Excerpts from a figure dataset
__________
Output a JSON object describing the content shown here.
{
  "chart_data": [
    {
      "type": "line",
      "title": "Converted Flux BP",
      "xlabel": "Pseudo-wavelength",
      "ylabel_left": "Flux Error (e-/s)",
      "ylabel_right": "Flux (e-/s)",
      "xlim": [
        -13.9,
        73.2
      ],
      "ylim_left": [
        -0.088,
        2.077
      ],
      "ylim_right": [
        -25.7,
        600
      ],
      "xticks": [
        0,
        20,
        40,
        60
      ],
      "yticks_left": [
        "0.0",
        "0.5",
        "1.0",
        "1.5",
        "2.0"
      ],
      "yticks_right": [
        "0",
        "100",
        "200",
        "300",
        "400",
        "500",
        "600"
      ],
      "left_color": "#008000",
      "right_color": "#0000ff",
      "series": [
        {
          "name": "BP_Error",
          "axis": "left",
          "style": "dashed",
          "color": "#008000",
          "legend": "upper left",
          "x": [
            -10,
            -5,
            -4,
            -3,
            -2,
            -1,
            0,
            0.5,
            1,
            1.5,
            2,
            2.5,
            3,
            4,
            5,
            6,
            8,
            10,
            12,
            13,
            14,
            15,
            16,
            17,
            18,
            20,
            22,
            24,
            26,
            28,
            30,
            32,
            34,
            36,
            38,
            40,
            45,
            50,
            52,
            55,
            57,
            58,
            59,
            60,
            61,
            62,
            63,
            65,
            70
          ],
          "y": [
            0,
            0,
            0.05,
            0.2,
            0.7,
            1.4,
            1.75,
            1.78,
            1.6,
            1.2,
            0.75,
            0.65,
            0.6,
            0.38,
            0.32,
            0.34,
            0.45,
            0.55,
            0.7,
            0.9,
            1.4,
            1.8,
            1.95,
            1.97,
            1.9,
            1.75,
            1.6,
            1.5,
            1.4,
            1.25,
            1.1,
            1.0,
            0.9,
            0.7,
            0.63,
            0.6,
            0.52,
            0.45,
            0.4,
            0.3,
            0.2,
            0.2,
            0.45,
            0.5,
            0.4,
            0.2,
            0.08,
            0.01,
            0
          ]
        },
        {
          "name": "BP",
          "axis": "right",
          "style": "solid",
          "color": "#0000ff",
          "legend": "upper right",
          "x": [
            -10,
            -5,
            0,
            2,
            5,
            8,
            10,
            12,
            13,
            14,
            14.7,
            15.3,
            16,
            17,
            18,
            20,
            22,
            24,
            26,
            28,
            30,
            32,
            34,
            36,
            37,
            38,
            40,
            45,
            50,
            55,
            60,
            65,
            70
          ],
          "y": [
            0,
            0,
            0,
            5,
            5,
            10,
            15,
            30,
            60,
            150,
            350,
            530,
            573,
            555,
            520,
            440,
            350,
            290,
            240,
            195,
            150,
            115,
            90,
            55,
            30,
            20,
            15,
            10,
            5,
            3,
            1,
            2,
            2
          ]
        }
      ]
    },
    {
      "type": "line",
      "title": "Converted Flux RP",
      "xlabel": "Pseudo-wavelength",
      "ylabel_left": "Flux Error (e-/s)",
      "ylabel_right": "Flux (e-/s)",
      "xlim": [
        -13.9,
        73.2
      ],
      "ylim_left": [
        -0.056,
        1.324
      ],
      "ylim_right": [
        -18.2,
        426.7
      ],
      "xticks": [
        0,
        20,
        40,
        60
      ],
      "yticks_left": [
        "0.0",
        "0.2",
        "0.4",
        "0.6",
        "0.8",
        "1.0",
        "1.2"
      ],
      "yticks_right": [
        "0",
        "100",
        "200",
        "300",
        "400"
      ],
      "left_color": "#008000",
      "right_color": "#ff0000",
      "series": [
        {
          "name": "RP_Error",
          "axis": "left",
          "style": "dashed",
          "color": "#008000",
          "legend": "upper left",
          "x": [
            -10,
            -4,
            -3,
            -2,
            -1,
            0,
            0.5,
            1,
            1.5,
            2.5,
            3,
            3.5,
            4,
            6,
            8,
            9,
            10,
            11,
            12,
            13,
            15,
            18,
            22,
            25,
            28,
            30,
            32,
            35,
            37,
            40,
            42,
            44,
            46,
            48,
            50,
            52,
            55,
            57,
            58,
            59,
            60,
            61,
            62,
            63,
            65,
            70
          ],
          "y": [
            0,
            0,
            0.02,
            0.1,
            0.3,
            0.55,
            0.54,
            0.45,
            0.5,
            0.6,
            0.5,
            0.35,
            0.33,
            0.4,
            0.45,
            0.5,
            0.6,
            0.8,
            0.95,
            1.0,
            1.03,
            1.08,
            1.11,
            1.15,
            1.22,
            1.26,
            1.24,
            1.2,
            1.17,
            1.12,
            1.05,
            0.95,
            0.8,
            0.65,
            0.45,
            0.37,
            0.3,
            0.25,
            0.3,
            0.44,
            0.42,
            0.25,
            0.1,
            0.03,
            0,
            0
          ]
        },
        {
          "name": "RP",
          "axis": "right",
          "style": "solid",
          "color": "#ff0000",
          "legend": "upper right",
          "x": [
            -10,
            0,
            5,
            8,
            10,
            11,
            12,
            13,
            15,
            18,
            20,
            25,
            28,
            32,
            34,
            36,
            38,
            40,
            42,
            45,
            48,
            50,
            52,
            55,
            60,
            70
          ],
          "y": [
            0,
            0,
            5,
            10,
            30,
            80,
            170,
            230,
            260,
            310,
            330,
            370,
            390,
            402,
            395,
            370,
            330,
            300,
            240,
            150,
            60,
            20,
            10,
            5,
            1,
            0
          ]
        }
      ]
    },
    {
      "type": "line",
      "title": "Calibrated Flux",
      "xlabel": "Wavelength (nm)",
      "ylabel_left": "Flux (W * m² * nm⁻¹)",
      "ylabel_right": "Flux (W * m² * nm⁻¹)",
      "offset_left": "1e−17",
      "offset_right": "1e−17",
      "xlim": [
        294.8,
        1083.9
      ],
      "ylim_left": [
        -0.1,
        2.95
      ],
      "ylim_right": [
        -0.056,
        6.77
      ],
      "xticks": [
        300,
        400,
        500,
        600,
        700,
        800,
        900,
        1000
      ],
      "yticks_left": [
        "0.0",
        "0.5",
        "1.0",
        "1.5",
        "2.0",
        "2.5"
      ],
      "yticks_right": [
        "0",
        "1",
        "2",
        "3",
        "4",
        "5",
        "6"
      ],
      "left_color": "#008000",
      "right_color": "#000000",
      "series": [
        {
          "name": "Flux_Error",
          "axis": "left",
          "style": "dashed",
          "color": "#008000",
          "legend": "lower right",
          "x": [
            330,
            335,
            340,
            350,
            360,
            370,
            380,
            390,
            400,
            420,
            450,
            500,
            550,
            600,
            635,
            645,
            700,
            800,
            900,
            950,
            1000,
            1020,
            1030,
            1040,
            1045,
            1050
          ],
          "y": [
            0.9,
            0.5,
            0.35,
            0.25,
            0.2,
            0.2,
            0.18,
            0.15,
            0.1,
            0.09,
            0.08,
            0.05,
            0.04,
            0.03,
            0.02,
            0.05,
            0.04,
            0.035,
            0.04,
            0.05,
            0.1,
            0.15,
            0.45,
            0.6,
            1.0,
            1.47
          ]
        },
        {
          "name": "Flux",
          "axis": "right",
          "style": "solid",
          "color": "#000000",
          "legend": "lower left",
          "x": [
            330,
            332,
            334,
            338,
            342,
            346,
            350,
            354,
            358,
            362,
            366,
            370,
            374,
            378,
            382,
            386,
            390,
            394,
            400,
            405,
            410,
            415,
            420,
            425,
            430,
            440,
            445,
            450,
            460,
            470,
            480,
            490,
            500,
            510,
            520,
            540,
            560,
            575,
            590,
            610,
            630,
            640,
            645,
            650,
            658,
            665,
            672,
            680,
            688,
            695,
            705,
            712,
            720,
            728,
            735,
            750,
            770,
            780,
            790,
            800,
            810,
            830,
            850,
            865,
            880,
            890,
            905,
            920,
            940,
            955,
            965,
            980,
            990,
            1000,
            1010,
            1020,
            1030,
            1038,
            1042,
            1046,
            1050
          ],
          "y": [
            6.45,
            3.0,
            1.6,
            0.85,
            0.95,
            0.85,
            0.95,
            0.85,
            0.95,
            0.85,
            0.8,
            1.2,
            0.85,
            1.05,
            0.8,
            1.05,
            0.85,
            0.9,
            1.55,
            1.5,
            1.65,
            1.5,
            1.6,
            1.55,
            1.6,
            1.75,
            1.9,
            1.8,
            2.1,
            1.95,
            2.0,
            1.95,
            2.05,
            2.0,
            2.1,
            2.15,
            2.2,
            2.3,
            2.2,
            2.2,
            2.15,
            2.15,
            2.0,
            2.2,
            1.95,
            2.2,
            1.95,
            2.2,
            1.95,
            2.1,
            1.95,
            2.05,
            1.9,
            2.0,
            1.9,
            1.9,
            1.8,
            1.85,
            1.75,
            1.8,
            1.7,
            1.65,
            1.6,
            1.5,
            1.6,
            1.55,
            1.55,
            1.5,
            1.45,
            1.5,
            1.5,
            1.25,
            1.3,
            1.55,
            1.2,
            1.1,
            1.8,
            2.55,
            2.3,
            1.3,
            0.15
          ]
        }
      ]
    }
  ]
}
__________
Return every line above that contains the word "lower".

■ RESULT ■
          "legend": "lower right",
          "legend": "lower left",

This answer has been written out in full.